## start Given data
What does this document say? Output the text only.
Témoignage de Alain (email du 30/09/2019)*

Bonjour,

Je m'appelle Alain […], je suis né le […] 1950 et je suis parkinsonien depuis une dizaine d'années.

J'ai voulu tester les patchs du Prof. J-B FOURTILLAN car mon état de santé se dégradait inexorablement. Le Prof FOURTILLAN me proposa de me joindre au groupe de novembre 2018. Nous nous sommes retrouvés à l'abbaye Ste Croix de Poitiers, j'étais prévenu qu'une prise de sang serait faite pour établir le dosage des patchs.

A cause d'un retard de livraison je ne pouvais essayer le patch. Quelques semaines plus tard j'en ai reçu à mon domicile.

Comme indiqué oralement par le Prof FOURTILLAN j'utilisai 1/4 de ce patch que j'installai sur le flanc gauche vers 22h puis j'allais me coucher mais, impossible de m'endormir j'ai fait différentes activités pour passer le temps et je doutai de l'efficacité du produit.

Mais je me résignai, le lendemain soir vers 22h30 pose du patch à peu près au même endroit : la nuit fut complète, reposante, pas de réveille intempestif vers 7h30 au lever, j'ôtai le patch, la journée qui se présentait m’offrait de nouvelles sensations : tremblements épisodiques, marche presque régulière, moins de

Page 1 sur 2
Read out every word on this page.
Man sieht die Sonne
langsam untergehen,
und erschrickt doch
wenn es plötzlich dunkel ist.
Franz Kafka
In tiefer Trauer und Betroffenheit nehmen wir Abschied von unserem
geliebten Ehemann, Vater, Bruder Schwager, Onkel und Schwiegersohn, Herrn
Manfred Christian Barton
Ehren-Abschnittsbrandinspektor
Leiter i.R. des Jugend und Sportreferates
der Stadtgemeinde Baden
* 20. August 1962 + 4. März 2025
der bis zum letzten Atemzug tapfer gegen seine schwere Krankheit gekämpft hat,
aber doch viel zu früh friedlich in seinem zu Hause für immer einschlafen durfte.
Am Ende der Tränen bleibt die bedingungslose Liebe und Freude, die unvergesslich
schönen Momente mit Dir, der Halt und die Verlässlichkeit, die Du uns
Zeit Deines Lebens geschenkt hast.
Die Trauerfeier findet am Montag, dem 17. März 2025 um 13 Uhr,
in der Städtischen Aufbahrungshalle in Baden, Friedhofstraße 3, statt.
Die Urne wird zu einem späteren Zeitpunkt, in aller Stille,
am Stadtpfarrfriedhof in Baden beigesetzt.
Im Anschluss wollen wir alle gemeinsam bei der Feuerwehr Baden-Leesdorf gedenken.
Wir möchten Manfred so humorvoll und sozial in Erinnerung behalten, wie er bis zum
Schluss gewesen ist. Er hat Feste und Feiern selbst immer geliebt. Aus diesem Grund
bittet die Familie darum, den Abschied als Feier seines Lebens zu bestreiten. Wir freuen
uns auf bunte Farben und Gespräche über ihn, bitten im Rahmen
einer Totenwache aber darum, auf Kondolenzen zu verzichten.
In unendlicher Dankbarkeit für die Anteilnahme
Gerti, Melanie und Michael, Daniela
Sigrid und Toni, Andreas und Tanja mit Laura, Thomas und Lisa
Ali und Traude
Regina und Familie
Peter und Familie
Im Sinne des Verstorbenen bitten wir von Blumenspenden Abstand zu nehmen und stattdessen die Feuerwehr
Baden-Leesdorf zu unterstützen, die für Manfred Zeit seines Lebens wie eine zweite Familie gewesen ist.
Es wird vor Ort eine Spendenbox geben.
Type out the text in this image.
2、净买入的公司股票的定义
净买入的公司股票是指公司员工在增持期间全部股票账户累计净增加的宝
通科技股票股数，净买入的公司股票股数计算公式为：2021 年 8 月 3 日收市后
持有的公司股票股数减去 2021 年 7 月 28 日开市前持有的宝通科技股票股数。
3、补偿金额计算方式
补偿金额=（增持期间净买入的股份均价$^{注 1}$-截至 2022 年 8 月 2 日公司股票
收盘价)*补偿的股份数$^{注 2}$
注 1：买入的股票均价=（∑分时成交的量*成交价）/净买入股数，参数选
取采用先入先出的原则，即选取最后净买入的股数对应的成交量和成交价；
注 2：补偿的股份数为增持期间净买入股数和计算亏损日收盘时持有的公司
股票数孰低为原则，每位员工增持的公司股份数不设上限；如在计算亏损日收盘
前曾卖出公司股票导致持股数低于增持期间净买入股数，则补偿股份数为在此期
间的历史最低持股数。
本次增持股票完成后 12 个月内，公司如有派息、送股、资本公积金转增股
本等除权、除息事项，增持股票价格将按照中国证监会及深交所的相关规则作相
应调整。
## end Given data
*What is required:* The lines above should be duplicated exactly.

*Expected answer:*
What does this document say? Output the text only.
Témoignage de Alain (email du 30/09/2019)*

Bonjour,

Je m'appelle Alain […], je suis né le […] 1950 et je suis parkinsonien depuis une dizaine d'années.

J'ai voulu tester les patchs du Prof. J-B FOURTILLAN car mon état de santé se dégradait inexorablement. Le Prof FOURTILLAN me proposa de me joindre au groupe de novembre 2018. Nous nous sommes retrouvés à l'abbaye Ste Croix de Poitiers, j'étais prévenu qu'une prise de sang serait faite pour établir le dosage des patchs.

A cause d'un retard de livraison je ne pouvais essayer le patch. Quelques semaines plus tard j'en ai reçu à mon domicile.

Comme indiqué oralement par le Prof FOURTILLAN j'utilisai 1/4 de ce patch que j'installai sur le flanc gauche vers 22h puis j'allais me coucher mais, impossible de m'endormir j'ai fait différentes activités pour passer le temps et je doutai de l'efficacité du produit.

Mais je me résignai, le lendemain soir vers 22h30 pose du patch à peu près au même endroit : la nuit fut complète, reposante, pas de réveille intempestif vers 7h30 au lever, j'ôtai le patch, la journée qui se présentait m’offrait de nouvelles sensations : tremblements épisodiques, marche presque régulière, moins de

Page 1 sur 2
Read out every word on this page.
Man sieht die Sonne
langsam untergehen,
und erschrickt doch
wenn es plötzlich dunkel ist.
Franz Kafka
In tiefer Trauer und Betroffenheit nehmen wir Abschied von unserem
geliebten Ehemann, Vater, Bruder Schwager, Onkel und Schwiegersohn, Herrn
Manfred Christian Barton
Ehren-Abschnittsbrandinspektor
Leiter i.R. des Jugend und Sportreferates
der Stadtgemeinde Baden
* 20. August 1962 + 4. März 2025
der bis zum letzten Atemzug tapfer gegen seine schwere Krankheit gekämpft hat,
aber doch viel zu früh friedlich in seinem zu Hause für immer einschlafen durfte.
Am Ende der Tränen bleibt die bedingungslose Liebe und Freude, die unvergesslich
schönen Momente mit Dir, der Halt und die Verlässlichkeit, die Du uns
Zeit Deines Lebens geschenkt hast.
Die Trauerfeier findet am Montag, dem 17. März 2025 um 13 Uhr,
in der Städtischen Aufbahrungshalle in Baden, Friedhofstraße 3, statt.
Die Urne wird zu einem späteren Zeitpunkt, in aller Stille,
am Stadtpfarrfriedhof in Baden beigesetzt.
Im Anschluss wollen wir alle gemeinsam bei der Feuerwehr Baden-Leesdorf gedenken.
Wir möchten Manfred so humorvoll und sozial in Erinnerung behalten, wie er bis zum
Schluss gewesen ist. Er hat Feste und Feiern selbst immer geliebt. Aus diesem Grund
bittet die Familie darum, den Abschied als Feier seines Lebens zu bestreiten. Wir freuen
uns auf bunte Farben und Gespräche über ihn, bitten im Rahmen
einer Totenwache aber darum, auf Kondolenzen zu verzichten.
In unendlicher Dankbarkeit für die Anteilnahme
Gerti, Melanie und Michael, Daniela
Sigrid und Toni, Andreas und Tanja mit Laura, Thomas und Lisa
Ali und Traude
Regina und Familie
Peter und Familie
Im Sinne des Verstorbenen bitten wir von Blumenspenden Abstand zu nehmen und stattdessen die Feuerwehr
Baden-Leesdorf zu unterstützen, die für Manfred Zeit seines Lebens wie eine zweite Familie gewesen ist.
Es wird vor Ort eine Spendenbox geben.
Type out the text in this image.
2、净买入的公司股票的定义
净买入的公司股票是指公司员工在增持期间全部股票账户累计净增加的宝
通科技股票股数，净买入的公司股票股数计算公式为：2021 年 8 月 3 日收市后
持有的公司股票股数减去 2021 年 7 月 28 日开市前持有的宝通科技股票股数。
3、补偿金额计算方式
补偿金额=（增持期间净买入的股份均价$^{注 1}$-截至 2022 年 8 月 2 日公司股票
收盘价)*补偿的股份数$^{注 2}$
注 1：买入的股票均价=（∑分时成交的量*成交价）/净买入股数，参数选
取采用先入先出的原则，即选取最后净买入的股数对应的成交量和成交价；
注 2：补偿的股份数为增持期间净买入股数和计算亏损日收盘时持有的公司
股票数孰低为原则，每位员工增持的公司股份数不设上限；如在计算亏损日收盘
前曾卖出公司股票导致持股数低于增持期间净买入股数，则补偿股份数为在此期
间的历史最低持股数。
本次增持股票完成后 12 个月内，公司如有派息、送股、资本公积金转增股
本等除权、除息事项，增持股票价格将按照中国证监会及深交所的相关规则作相
应调整。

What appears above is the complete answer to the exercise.